TO DO: Identify all lines below that hold "Тындинская" and collect them.

┌─ RECORD EXTRACTS

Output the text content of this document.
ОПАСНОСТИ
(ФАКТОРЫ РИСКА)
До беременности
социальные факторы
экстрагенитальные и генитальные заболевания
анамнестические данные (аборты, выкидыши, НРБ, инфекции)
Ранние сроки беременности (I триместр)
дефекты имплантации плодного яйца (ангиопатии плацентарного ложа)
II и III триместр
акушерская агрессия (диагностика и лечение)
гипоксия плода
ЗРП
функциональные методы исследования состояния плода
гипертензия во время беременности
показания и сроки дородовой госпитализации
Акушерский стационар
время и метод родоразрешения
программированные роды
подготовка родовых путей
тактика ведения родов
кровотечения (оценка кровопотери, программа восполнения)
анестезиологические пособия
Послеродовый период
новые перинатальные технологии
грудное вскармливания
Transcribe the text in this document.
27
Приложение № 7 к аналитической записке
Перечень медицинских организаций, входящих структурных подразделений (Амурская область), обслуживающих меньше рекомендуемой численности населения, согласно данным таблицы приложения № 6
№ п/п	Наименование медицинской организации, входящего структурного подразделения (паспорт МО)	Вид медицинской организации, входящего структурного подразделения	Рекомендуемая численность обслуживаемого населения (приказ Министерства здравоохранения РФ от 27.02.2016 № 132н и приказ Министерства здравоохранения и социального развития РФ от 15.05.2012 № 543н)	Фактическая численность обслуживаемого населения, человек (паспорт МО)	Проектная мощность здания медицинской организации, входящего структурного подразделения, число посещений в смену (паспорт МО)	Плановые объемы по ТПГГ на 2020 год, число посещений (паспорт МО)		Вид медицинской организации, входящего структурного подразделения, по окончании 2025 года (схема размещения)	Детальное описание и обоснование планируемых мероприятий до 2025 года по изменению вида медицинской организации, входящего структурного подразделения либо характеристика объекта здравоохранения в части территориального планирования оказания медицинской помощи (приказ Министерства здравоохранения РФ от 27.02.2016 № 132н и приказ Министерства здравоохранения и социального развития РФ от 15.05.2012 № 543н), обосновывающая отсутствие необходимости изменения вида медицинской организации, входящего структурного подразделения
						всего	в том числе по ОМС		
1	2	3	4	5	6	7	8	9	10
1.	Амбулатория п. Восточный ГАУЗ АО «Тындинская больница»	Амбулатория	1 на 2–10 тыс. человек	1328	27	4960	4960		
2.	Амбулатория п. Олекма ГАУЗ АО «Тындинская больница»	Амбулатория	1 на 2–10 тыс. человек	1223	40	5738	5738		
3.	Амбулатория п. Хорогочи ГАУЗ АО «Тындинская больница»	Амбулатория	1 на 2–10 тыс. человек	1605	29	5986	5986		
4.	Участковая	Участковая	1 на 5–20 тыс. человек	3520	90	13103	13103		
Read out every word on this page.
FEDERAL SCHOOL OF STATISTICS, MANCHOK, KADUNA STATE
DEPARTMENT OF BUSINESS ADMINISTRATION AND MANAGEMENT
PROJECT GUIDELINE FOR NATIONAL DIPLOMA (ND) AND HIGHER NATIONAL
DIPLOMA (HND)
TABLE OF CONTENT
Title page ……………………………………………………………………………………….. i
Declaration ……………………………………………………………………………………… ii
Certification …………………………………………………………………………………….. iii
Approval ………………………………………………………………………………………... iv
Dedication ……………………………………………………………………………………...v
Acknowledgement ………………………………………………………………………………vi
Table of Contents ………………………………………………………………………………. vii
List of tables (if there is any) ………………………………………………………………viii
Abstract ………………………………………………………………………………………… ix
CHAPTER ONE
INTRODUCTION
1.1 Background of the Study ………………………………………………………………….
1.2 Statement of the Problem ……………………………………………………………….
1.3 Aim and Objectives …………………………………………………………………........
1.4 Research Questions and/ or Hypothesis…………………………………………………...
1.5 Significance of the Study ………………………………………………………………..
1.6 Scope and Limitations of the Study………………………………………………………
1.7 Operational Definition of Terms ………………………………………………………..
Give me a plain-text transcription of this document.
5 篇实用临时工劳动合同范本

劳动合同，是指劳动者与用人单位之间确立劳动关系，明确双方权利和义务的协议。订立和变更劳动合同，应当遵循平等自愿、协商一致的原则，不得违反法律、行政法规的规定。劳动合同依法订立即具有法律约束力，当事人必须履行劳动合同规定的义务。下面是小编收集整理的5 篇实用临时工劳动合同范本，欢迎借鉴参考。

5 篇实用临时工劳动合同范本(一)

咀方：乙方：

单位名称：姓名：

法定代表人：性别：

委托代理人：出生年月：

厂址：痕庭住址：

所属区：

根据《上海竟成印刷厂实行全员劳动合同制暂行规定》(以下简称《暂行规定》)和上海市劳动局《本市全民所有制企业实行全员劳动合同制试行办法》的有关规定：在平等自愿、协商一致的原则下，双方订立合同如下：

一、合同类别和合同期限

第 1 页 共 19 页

└─

OUTPUT FOR THIS TASK:
1.	Амбулатория п. Восточный ГАУЗ АО «Тындинская больница»	Амбулатория	1 на 2–10 тыс. человек	1328	27	4960	4960		
2.	Амбулатория п. Олекма ГАУЗ АО «Тындинская больница»	Амбулатория	1 на 2–10 тыс. человек	1223	40	5738	5738		
3.	Амбулатория п. Хорогочи ГАУЗ АО «Тындинская больница»	Амбулатория	1 на 2–10 тыс. человек	1605	29	5986	5986		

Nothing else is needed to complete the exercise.